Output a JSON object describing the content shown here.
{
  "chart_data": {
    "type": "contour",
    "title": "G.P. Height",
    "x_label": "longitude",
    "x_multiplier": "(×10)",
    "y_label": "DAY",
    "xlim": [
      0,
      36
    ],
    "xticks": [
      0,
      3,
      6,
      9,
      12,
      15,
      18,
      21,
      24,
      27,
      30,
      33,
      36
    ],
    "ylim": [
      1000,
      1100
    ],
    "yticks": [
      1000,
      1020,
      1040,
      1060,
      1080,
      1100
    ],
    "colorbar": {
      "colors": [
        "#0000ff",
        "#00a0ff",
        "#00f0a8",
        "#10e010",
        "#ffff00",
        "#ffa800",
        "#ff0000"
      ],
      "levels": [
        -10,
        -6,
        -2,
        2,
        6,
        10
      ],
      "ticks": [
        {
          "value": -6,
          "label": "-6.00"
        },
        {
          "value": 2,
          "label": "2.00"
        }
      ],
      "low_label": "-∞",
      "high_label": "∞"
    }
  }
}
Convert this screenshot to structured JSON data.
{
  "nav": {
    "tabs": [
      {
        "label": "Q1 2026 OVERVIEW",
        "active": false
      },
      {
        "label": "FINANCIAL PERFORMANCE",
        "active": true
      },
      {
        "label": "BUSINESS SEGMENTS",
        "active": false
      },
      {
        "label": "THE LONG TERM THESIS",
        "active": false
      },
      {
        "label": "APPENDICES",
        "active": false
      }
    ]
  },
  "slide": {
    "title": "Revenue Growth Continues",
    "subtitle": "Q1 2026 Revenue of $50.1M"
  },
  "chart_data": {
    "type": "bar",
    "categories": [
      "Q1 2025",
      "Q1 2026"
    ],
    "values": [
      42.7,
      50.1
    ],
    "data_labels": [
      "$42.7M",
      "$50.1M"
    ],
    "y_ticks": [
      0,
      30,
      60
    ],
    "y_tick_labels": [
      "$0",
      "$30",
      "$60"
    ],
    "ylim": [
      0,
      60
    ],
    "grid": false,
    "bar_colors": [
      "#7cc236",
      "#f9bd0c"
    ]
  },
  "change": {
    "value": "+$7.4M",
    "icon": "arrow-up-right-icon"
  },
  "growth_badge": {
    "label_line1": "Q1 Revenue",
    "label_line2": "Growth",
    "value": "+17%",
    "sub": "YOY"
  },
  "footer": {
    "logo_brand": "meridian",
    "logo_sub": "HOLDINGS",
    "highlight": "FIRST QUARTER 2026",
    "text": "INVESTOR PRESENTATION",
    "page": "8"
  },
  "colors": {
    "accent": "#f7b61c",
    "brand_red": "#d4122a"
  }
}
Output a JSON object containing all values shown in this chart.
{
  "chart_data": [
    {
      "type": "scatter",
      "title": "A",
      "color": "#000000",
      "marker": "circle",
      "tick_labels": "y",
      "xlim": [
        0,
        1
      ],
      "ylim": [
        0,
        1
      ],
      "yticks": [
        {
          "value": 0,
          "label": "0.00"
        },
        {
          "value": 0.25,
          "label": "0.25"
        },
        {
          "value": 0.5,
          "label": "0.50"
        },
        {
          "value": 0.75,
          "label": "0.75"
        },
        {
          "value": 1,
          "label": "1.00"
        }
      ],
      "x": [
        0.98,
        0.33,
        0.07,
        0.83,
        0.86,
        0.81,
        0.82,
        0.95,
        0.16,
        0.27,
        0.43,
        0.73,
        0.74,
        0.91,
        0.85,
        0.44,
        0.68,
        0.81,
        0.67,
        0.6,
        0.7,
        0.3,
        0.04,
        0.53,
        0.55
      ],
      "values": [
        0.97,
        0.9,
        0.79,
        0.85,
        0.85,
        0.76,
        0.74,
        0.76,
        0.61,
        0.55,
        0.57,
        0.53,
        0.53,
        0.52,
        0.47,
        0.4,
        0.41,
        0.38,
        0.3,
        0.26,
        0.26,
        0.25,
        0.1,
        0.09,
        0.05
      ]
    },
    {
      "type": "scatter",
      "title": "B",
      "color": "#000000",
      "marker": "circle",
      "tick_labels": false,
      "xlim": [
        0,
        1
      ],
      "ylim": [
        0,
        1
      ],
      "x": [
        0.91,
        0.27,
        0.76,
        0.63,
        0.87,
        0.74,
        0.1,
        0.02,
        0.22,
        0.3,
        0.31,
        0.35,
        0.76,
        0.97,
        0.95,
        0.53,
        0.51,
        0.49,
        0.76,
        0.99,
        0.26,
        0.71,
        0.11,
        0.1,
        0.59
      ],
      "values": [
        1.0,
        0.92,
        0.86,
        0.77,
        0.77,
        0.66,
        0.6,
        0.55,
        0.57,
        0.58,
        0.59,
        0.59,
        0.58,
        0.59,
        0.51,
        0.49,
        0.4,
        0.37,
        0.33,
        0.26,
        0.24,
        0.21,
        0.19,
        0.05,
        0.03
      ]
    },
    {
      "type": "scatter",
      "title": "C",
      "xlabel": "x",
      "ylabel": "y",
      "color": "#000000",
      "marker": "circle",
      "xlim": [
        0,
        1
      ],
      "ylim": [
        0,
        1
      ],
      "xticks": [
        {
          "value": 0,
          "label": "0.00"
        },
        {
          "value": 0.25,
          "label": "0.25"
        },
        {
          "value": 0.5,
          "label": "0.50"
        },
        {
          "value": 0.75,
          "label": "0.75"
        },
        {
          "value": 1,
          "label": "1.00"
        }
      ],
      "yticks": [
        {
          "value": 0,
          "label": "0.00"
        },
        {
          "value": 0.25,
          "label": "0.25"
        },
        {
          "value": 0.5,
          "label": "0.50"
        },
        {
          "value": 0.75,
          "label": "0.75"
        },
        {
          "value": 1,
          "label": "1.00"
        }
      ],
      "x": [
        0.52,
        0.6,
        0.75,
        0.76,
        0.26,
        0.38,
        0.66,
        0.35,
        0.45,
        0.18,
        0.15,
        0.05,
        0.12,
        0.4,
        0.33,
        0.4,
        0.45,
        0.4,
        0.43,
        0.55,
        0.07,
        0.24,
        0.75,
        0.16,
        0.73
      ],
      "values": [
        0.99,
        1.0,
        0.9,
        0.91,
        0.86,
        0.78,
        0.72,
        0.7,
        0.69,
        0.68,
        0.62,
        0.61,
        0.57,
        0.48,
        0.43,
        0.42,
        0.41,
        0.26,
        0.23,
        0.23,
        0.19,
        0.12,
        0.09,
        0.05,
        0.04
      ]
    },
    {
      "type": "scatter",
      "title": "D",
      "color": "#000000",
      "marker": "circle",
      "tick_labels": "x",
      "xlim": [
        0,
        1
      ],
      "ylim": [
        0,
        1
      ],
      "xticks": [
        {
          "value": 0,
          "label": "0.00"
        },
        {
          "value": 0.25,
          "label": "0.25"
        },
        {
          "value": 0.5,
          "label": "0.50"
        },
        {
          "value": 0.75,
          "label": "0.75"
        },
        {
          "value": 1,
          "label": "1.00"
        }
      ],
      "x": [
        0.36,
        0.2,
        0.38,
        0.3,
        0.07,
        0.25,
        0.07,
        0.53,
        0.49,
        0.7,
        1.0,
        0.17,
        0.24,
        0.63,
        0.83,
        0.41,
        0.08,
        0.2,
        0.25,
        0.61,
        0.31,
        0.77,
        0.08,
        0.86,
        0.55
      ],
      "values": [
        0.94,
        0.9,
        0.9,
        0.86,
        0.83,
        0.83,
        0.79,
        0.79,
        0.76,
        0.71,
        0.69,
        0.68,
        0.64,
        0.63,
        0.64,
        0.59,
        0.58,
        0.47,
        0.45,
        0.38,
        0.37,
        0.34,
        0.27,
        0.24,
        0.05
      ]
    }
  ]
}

◆ ◆ ◆ ◆ ◆

● WRITTEN REQUEST: Repeat all of the entries exactly.

● ANSWER IN FULL:
Output a JSON object describing the content shown here.
{
  "chart_data": {
    "type": "contour",
    "title": "G.P. Height",
    "x_label": "longitude",
    "x_multiplier": "(×10)",
    "y_label": "DAY",
    "xlim": [
      0,
      36
    ],
    "xticks": [
      0,
      3,
      6,
      9,
      12,
      15,
      18,
      21,
      24,
      27,
      30,
      33,
      36
    ],
    "ylim": [
      1000,
      1100
    ],
    "yticks": [
      1000,
      1020,
      1040,
      1060,
      1080,
      1100
    ],
    "colorbar": {
      "colors": [
        "#0000ff",
        "#00a0ff",
        "#00f0a8",
        "#10e010",
        "#ffff00",
        "#ffa800",
        "#ff0000"
      ],
      "levels": [
        -10,
        -6,
        -2,
        2,
        6,
        10
      ],
      "ticks": [
        {
          "value": -6,
          "label": "-6.00"
        },
        {
          "value": 2,
          "label": "2.00"
        }
      ],
      "low_label": "-∞",
      "high_label": "∞"
    }
  }
}
Convert this screenshot to structured JSON data.
{
  "nav": {
    "tabs": [
      {
        "label": "Q1 2026 OVERVIEW",
        "active": false
      },
      {
        "label": "FINANCIAL PERFORMANCE",
        "active": true
      },
      {
        "label": "BUSINESS SEGMENTS",
        "active": false
      },
      {
        "label": "THE LONG TERM THESIS",
        "active": false
      },
      {
        "label": "APPENDICES",
        "active": false
      }
    ]
  },
  "slide": {
    "title": "Revenue Growth Continues",
    "subtitle": "Q1 2026 Revenue of $50.1M"
  },
  "chart_data": {
    "type": "bar",
    "categories": [
      "Q1 2025",
      "Q1 2026"
    ],
    "values": [
      42.7,
      50.1
    ],
    "data_labels": [
      "$42.7M",
      "$50.1M"
    ],
    "y_ticks": [
      0,
      30,
      60
    ],
    "y_tick_labels": [
      "$0",
      "$30",
      "$60"
    ],
    "ylim": [
      0,
      60
    ],
    "grid": false,
    "bar_colors": [
      "#7cc236",
      "#f9bd0c"
    ]
  },
  "change": {
    "value": "+$7.4M",
    "icon": "arrow-up-right-icon"
  },
  "growth_badge": {
    "label_line1": "Q1 Revenue",
    "label_line2": "Growth",
    "value": "+17%",
    "sub": "YOY"
  },
  "footer": {
    "logo_brand": "meridian",
    "logo_sub": "HOLDINGS",
    "highlight": "FIRST QUARTER 2026",
    "text": "INVESTOR PRESENTATION",
    "page": "8"
  },
  "colors": {
    "accent": "#f7b61c",
    "brand_red": "#d4122a"
  }
}
Output a JSON object containing all values shown in this chart.
{
  "chart_data": [
    {
      "type": "scatter",
      "title": "A",
      "color": "#000000",
      "marker": "circle",
      "tick_labels": "y",
      "xlim": [
        0,
        1
      ],
      "ylim": [
        0,
        1
      ],
      "yticks": [
        {
          "value": 0,
          "label": "0.00"
        },
        {
          "value": 0.25,
          "label": "0.25"
        },
        {
          "value": 0.5,
          "label": "0.50"
        },
        {
          "value": 0.75,
          "label": "0.75"
        },
        {
          "value": 1,
          "label": "1.00"
        }
      ],
      "x": [
        0.98,
        0.33,
        0.07,
        0.83,
        0.86,
        0.81,
        0.82,
        0.95,
        0.16,
        0.27,
        0.43,
        0.73,
        0.74,
        0.91,
        0.85,
        0.44,
        0.68,
        0.81,
        0.67,
        0.6,
        0.7,
        0.3,
        0.04,
        0.53,
        0.55
      ],
      "values": [
        0.97,
        0.9,
        0.79,
        0.85,
        0.85,
        0.76,
        0.74,
        0.76,
        0.61,
        0.55,
        0.57,
        0.53,
        0.53,
        0.52,
        0.47,
        0.4,
        0.41,
        0.38,
        0.3,
        0.26,
        0.26,
        0.25,
        0.1,
        0.09,
        0.05
      ]
    },
    {
      "type": "scatter",
      "title": "B",
      "color": "#000000",
      "marker": "circle",
      "tick_labels": false,
      "xlim": [
        0,
        1
      ],
      "ylim": [
        0,
        1
      ],
      "x": [
        0.91,
        0.27,
        0.76,
        0.63,
        0.87,
        0.74,
        0.1,
        0.02,
        0.22,
        0.3,
        0.31,
        0.35,
        0.76,
        0.97,
        0.95,
        0.53,
        0.51,
        0.49,
        0.76,
        0.99,
        0.26,
        0.71,
        0.11,
        0.1,
        0.59
      ],
      "values": [
        1.0,
        0.92,
        0.86,
        0.77,
        0.77,
        0.66,
        0.6,
        0.55,
        0.57,
        0.58,
        0.59,
        0.59,
        0.58,
        0.59,
        0.51,
        0.49,
        0.4,
        0.37,
        0.33,
        0.26,
        0.24,
        0.21,
        0.19,
        0.05,
        0.03
      ]
    },
    {
      "type": "scatter",
      "title": "C",
      "xlabel": "x",
      "ylabel": "y",
      "color": "#000000",
      "marker": "circle",
      "xlim": [
        0,
        1
      ],
      "ylim": [
        0,
        1
      ],
      "xticks": [
        {
          "value": 0,
          "label": "0.00"
        },
        {
          "value": 0.25,
          "label": "0.25"
        },
        {
          "value": 0.5,
          "label": "0.50"
        },
        {
          "value": 0.75,
          "label": "0.75"
        },
        {
          "value": 1,
          "label": "1.00"
        }
      ],
      "yticks": [
        {
          "value": 0,
          "label": "0.00"
        },
        {
          "value": 0.25,
          "label": "0.25"
        },
        {
          "value": 0.5,
          "label": "0.50"
        },
        {
          "value": 0.75,
          "label": "0.75"
        },
        {
          "value": 1,
          "label": "1.00"
        }
      ],
      "x": [
        0.52,
        0.6,
        0.75,
        0.76,
        0.26,
        0.38,
        0.66,
        0.35,
        0.45,
        0.18,
        0.15,
        0.05,
        0.12,
        0.4,
        0.33,
        0.4,
        0.45,
        0.4,
        0.43,
        0.55,
        0.07,
        0.24,
        0.75,
        0.16,
        0.73
      ],
      "values": [
        0.99,
        1.0,
        0.9,
        0.91,
        0.86,
        0.78,
        0.72,
        0.7,
        0.69,
        0.68,
        0.62,
        0.61,
        0.57,
        0.48,
        0.43,
        0.42,
        0.41,
        0.26,
        0.23,
        0.23,
        0.19,
        0.12,
        0.09,
        0.05,
        0.04
      ]
    },
    {
      "type": "scatter",
      "title": "D",
      "color": "#000000",
      "marker": "circle",
      "tick_labels": "x",
      "xlim": [
        0,
        1
      ],
      "ylim": [
        0,
        1
      ],
      "xticks": [
        {
          "value": 0,
          "label": "0.00"
        },
        {
          "value": 0.25,
          "label": "0.25"
        },
        {
          "value": 0.5,
          "label": "0.50"
        },
        {
          "value": 0.75,
          "label": "0.75"
        },
        {
          "value": 1,
          "label": "1.00"
        }
      ],
      "x": [
        0.36,
        0.2,
        0.38,
        0.3,
        0.07,
        0.25,
        0.07,
        0.53,
        0.49,
        0.7,
        1.0,
        0.17,
        0.24,
        0.63,
        0.83,
        0.41,
        0.08,
        0.2,
        0.25,
        0.61,
        0.31,
        0.77,
        0.08,
        0.86,
        0.55
      ],
      "values": [
        0.94,
        0.9,
        0.9,
        0.86,
        0.83,
        0.83,
        0.79,
        0.79,
        0.76,
        0.71,
        0.69,
        0.68,
        0.64,
        0.63,
        0.64,
        0.59,
        0.58,
        0.47,
        0.45,
        0.38,
        0.37,
        0.34,
        0.27,
        0.24,
        0.05
      ]
    }
  ]
}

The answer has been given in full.